TASK DIRECTIONS
Omit the pictures. Print each entry below exactly.

Start of DATA SHOWN

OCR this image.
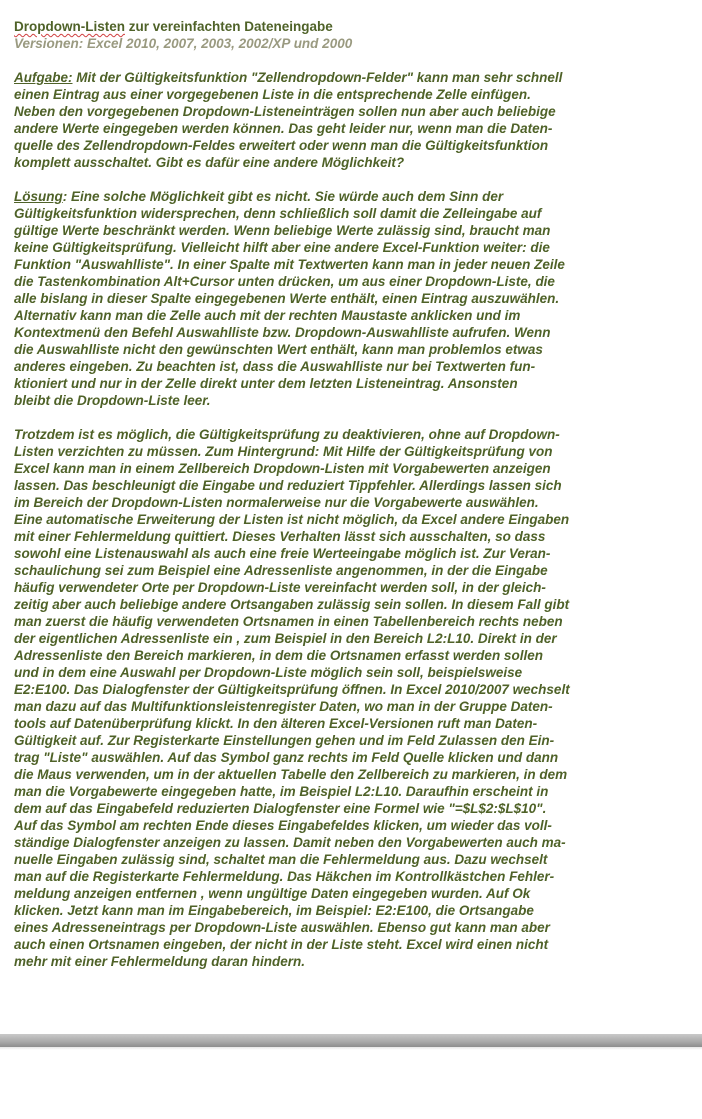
Dropdown-Listen zur vereinfachten Dateneingabe

Versionen: Excel 2010, 2007, 2003, 2002/XP und 2000

Aufgabe: Mit der Gültigkeitsfunktion "Zellendropdown-Felder" kann man sehr schnell
einen Eintrag aus einer vorgegebenen Liste in die entsprechende Zelle einfügen.
Neben den vorgegebenen Dropdown-Listeneinträgen sollen nun aber auch beliebige
andere Werte eingegeben werden können. Das geht leider nur, wenn man die Daten-
quelle des Zellendropdown-Feldes erweitert oder wenn man die Gültigkeitsfunktion
komplett ausschaltet. Gibt es dafür eine andere Möglichkeit?
Lösung: Eine solche Möglichkeit gibt es nicht. Sie würde auch dem Sinn der
Gültigkeitsfunktion widersprechen, denn schließlich soll damit die Zelleingabe auf
gültige Werte beschränkt werden. Wenn beliebige Werte zulässig sind, braucht man
keine Gültigkeitsprüfung. Vielleicht hilft aber eine andere Excel-Funktion weiter: die
Funktion "Auswahlliste". In einer Spalte mit Textwerten kann man in jeder neuen Zeile
die Tastenkombination Alt+Cursor unten drücken, um aus einer Dropdown-Liste, die
alle bislang in dieser Spalte eingegebenen Werte enthält, einen Eintrag auszuwählen.
Alternativ kann man die Zelle auch mit der rechten Maustaste anklicken und im
Kontextmenü den Befehl Auswahlliste bzw. Dropdown-Auswahlliste aufrufen. Wenn
die Auswahlliste nicht den gewünschten Wert enthält, kann man problemlos etwas
anderes eingeben. Zu beachten ist, dass die Auswahlliste nur bei Textwerten fun-
ktioniert und nur in der Zelle direkt unter dem letzten Listeneintrag. Ansonsten
bleibt die Dropdown-Liste leer.
Trotzdem ist es möglich, die Gültigkeitsprüfung zu deaktivieren, ohne auf Dropdown-
Listen verzichten zu müssen. Zum Hintergrund: Mit Hilfe der Gültigkeitsprüfung von
Excel kann man in einem Zellbereich Dropdown-Listen mit Vorgabewerten anzeigen
lassen. Das beschleunigt die Eingabe und reduziert Tippfehler. Allerdings lassen sich
im Bereich der Dropdown-Listen normalerweise nur die Vorgabewerte auswählen.
Eine automatische Erweiterung der Listen ist nicht möglich, da Excel andere Eingaben
mit einer Fehlermeldung quittiert. Dieses Verhalten lässt sich ausschalten, so dass
sowohl eine Listenauswahl als auch eine freie Werteeingabe möglich ist. Zur Veran-
schaulichung sei zum Beispiel eine Adressenliste angenommen, in der die Eingabe
häufig verwendeter Orte per Dropdown-Liste vereinfacht werden soll, in der gleich-
zeitig aber auch beliebige andere Ortsangaben zulässig sein sollen. In diesem Fall gibt
man zuerst die häufig verwendeten Ortsnamen in einen Tabellenbereich rechts neben
der eigentlichen Adressenliste ein , zum Beispiel in den Bereich L2:L10. Direkt in der
Adressenliste den Bereich markieren, in dem die Ortsnamen erfasst werden sollen
und in dem eine Auswahl per Dropdown-Liste möglich sein soll, beispielsweise
E2:E100. Das Dialogfenster der Gültigkeitsprüfung öffnen. In Excel 2010/2007 wechselt
man dazu auf das Multifunktionsleistenregister Daten, wo man in der Gruppe Daten-
tools auf Datenüberprüfung klickt. In den älteren Excel-Versionen ruft man Daten-
Gültigkeit auf. Zur Registerkarte Einstellungen gehen und im Feld Zulassen den Ein-
trag "Liste" auswählen. Auf das Symbol ganz rechts im Feld Quelle klicken und dann
die Maus verwenden, um in der aktuellen Tabelle den Zellbereich zu markieren, in dem
man die Vorgabewerte eingegeben hatte, im Beispiel L2:L10. Daraufhin erscheint in
dem auf das Eingabefeld reduzierten Dialogfenster eine Formel wie "=$L$2:$L$10".
Auf das Symbol am rechten Ende dieses Eingabefeldes klicken, um wieder das voll-
ständige Dialogfenster anzeigen zu lassen. Damit neben den Vorgabewerten auch ma-
nuelle Eingaben zulässig sind, schaltet man die Fehlermeldung aus. Dazu wechselt
man auf die Registerkarte Fehlermeldung. Das Häkchen im Kontrollkästchen Fehler-
meldung anzeigen entfernen , wenn ungültige Daten eingegeben wurden. Auf Ok
klicken. Jetzt kann man im Eingabebereich, im Beispiel: E2:E100, die Ortsangabe
eines Adresseneintrags per Dropdown-Liste auswählen. Ebenso gut kann man aber
auch einen Ortsnamen eingeben, der nicht in der Liste steht. Excel wird einen nicht
mehr mit einer Fehlermeldung daran hindern.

End of DATA SHOWN

EXERCISE SOLUTION
OCR this image.
Dropdown-Listen zur vereinfachten Dateneingabe

Versionen: Excel 2010, 2007, 2003, 2002/XP und 2000

Aufgabe: Mit der Gültigkeitsfunktion "Zellendropdown-Felder" kann man sehr schnell
einen Eintrag aus einer vorgegebenen Liste in die entsprechende Zelle einfügen.
Neben den vorgegebenen Dropdown-Listeneinträgen sollen nun aber auch beliebige
andere Werte eingegeben werden können. Das geht leider nur, wenn man die Daten-
quelle des Zellendropdown-Feldes erweitert oder wenn man die Gültigkeitsfunktion
komplett ausschaltet. Gibt es dafür eine andere Möglichkeit?
Lösung: Eine solche Möglichkeit gibt es nicht. Sie würde auch dem Sinn der
Gültigkeitsfunktion widersprechen, denn schließlich soll damit die Zelleingabe auf
gültige Werte beschränkt werden. Wenn beliebige Werte zulässig sind, braucht man
keine Gültigkeitsprüfung. Vielleicht hilft aber eine andere Excel-Funktion weiter: die
Funktion "Auswahlliste". In einer Spalte mit Textwerten kann man in jeder neuen Zeile
die Tastenkombination Alt+Cursor unten drücken, um aus einer Dropdown-Liste, die
alle bislang in dieser Spalte eingegebenen Werte enthält, einen Eintrag auszuwählen.
Alternativ kann man die Zelle auch mit der rechten Maustaste anklicken und im
Kontextmenü den Befehl Auswahlliste bzw. Dropdown-Auswahlliste aufrufen. Wenn
die Auswahlliste nicht den gewünschten Wert enthält, kann man problemlos etwas
anderes eingeben. Zu beachten ist, dass die Auswahlliste nur bei Textwerten fun-
ktioniert und nur in der Zelle direkt unter dem letzten Listeneintrag. Ansonsten
bleibt die Dropdown-Liste leer.
Trotzdem ist es möglich, die Gültigkeitsprüfung zu deaktivieren, ohne auf Dropdown-
Listen verzichten zu müssen. Zum Hintergrund: Mit Hilfe der Gültigkeitsprüfung von
Excel kann man in einem Zellbereich Dropdown-Listen mit Vorgabewerten anzeigen
lassen. Das beschleunigt die Eingabe und reduziert Tippfehler. Allerdings lassen sich
im Bereich der Dropdown-Listen normalerweise nur die Vorgabewerte auswählen.
Eine automatische Erweiterung der Listen ist nicht möglich, da Excel andere Eingaben
mit einer Fehlermeldung quittiert. Dieses Verhalten lässt sich ausschalten, so dass
sowohl eine Listenauswahl als auch eine freie Werteeingabe möglich ist. Zur Veran-
schaulichung sei zum Beispiel eine Adressenliste angenommen, in der die Eingabe
häufig verwendeter Orte per Dropdown-Liste vereinfacht werden soll, in der gleich-
zeitig aber auch beliebige andere Ortsangaben zulässig sein sollen. In diesem Fall gibt
man zuerst die häufig verwendeten Ortsnamen in einen Tabellenbereich rechts neben
der eigentlichen Adressenliste ein , zum Beispiel in den Bereich L2:L10. Direkt in der
Adressenliste den Bereich markieren, in dem die Ortsnamen erfasst werden sollen
und in dem eine Auswahl per Dropdown-Liste möglich sein soll, beispielsweise
E2:E100. Das Dialogfenster der Gültigkeitsprüfung öffnen. In Excel 2010/2007 wechselt
man dazu auf das Multifunktionsleistenregister Daten, wo man in der Gruppe Daten-
tools auf Datenüberprüfung klickt. In den älteren Excel-Versionen ruft man Daten-
Gültigkeit auf. Zur Registerkarte Einstellungen gehen und im Feld Zulassen den Ein-
trag "Liste" auswählen. Auf das Symbol ganz rechts im Feld Quelle klicken und dann
die Maus verwenden, um in der aktuellen Tabelle den Zellbereich zu markieren, in dem
man die Vorgabewerte eingegeben hatte, im Beispiel L2:L10. Daraufhin erscheint in
dem auf das Eingabefeld reduzierten Dialogfenster eine Formel wie "=$L$2:$L$10".
Auf das Symbol am rechten Ende dieses Eingabefeldes klicken, um wieder das voll-
ständige Dialogfenster anzeigen zu lassen. Damit neben den Vorgabewerten auch ma-
nuelle Eingaben zulässig sind, schaltet man die Fehlermeldung aus. Dazu wechselt
man auf die Registerkarte Fehlermeldung. Das Häkchen im Kontrollkästchen Fehler-
meldung anzeigen entfernen , wenn ungültige Daten eingegeben wurden. Auf Ok
klicken. Jetzt kann man im Eingabebereich, im Beispiel: E2:E100, die Ortsangabe
eines Adresseneintrags per Dropdown-Liste auswählen. Ebenso gut kann man aber
auch einen Ortsnamen eingeben, der nicht in der Liste steht. Excel wird einen nicht
mehr mit einer Fehlermeldung daran hindern.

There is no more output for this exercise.